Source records
---------------

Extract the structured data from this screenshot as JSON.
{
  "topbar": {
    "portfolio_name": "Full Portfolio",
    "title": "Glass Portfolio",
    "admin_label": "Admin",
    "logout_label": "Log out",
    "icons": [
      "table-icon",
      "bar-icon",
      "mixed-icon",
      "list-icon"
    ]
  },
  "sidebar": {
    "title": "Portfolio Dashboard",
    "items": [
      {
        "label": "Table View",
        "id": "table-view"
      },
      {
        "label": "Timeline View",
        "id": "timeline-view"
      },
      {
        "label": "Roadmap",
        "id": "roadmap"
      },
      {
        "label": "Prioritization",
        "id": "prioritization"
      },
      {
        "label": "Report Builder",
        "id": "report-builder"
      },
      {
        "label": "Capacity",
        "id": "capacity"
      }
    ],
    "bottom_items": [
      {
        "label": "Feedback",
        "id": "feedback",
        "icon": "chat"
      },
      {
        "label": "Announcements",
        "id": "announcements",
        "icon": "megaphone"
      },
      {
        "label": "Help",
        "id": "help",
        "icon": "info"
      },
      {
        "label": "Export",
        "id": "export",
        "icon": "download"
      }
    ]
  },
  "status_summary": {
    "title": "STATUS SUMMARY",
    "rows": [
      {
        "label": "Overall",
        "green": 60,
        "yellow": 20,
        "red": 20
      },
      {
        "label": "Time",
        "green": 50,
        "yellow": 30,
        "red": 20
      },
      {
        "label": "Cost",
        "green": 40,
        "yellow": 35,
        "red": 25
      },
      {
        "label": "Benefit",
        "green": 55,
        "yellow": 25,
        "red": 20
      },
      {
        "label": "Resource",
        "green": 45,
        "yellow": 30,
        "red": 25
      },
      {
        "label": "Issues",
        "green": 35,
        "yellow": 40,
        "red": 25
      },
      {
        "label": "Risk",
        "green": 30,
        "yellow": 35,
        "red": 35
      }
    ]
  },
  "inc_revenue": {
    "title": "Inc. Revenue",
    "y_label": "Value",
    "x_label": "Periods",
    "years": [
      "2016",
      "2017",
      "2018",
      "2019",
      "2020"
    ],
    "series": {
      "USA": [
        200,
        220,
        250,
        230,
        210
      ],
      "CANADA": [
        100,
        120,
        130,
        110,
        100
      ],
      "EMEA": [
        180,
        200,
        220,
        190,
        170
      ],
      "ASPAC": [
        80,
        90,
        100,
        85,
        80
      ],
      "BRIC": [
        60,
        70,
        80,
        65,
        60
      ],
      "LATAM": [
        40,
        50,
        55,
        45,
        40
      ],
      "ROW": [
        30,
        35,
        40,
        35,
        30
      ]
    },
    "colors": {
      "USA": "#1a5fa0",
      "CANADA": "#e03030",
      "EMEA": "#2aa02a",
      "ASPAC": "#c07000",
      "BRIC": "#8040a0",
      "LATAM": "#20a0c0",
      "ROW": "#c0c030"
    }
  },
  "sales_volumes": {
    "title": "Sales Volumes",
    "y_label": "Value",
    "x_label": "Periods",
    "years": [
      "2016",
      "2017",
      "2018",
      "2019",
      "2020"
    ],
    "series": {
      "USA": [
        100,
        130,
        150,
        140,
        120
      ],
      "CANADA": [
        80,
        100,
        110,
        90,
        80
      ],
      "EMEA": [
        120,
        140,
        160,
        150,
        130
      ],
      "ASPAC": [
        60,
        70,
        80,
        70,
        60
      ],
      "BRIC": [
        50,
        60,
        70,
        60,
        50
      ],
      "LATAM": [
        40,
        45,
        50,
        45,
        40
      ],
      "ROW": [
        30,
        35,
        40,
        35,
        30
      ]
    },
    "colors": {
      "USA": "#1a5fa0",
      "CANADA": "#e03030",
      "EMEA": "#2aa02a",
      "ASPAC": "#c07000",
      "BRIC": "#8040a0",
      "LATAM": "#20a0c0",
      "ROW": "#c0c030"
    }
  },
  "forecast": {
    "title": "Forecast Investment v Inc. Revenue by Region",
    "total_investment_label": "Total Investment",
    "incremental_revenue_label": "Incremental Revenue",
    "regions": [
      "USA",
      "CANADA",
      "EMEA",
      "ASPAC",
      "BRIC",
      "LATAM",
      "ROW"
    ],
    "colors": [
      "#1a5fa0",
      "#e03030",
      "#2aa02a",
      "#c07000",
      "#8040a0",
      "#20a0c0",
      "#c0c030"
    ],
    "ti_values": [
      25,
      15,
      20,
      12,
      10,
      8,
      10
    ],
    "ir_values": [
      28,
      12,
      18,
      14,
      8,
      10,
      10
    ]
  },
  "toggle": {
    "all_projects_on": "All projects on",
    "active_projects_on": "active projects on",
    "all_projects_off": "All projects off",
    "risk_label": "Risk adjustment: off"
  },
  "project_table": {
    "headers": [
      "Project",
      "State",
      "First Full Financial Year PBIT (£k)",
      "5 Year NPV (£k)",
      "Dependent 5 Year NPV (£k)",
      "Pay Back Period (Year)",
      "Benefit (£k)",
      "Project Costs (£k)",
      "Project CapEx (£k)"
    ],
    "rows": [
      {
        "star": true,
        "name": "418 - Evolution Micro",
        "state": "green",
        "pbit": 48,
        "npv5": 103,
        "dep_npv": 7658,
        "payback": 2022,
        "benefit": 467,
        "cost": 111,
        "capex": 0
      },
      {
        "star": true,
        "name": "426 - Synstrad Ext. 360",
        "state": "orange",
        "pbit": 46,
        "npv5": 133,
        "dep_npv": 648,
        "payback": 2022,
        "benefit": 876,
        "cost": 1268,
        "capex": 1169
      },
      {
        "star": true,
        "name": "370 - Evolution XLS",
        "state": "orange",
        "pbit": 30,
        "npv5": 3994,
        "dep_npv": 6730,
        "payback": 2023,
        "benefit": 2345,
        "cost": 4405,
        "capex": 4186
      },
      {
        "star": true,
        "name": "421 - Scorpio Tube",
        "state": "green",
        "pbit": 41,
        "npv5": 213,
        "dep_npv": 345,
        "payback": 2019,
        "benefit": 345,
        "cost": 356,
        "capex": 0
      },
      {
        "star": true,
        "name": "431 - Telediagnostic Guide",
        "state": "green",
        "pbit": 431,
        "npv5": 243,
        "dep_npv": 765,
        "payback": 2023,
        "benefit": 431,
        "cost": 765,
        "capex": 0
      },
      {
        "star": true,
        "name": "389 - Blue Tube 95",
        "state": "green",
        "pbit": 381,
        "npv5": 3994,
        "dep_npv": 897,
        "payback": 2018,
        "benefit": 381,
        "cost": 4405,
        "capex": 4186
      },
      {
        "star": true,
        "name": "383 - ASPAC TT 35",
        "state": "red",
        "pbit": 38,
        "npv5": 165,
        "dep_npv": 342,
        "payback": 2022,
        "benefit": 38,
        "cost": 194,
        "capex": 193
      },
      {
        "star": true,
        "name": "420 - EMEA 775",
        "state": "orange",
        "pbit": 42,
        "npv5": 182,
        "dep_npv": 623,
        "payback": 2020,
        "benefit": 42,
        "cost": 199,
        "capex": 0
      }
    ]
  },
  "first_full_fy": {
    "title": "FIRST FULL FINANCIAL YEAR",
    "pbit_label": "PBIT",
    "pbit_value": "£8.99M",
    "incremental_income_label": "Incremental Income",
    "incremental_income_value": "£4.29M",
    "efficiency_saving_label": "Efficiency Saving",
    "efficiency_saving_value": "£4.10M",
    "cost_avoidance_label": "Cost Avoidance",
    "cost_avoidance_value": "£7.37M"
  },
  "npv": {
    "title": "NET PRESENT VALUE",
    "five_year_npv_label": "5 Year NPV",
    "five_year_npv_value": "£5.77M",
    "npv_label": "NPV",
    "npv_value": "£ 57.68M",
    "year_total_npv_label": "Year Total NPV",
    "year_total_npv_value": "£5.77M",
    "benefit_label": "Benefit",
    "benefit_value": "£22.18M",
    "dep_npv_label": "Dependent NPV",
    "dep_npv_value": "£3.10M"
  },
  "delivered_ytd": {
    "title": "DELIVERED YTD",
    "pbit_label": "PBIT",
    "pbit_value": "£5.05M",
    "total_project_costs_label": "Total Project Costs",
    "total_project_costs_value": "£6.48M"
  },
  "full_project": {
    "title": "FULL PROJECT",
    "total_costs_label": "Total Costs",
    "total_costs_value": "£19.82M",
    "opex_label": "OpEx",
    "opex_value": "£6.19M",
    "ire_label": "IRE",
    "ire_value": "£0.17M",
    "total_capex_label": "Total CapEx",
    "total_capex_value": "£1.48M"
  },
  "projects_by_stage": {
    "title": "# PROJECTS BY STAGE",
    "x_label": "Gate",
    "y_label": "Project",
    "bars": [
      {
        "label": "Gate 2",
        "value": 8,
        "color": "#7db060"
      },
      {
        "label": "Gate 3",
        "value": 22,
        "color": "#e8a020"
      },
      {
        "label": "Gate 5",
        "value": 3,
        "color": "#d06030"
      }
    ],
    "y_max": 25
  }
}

---------------

Directions :: Among the entries above, identify all lines with "Dependent" and copy them.

Exercise solution ::
      "Dependent 5 Year NPV (£k)",
    "dep_npv_label": "Dependent NPV",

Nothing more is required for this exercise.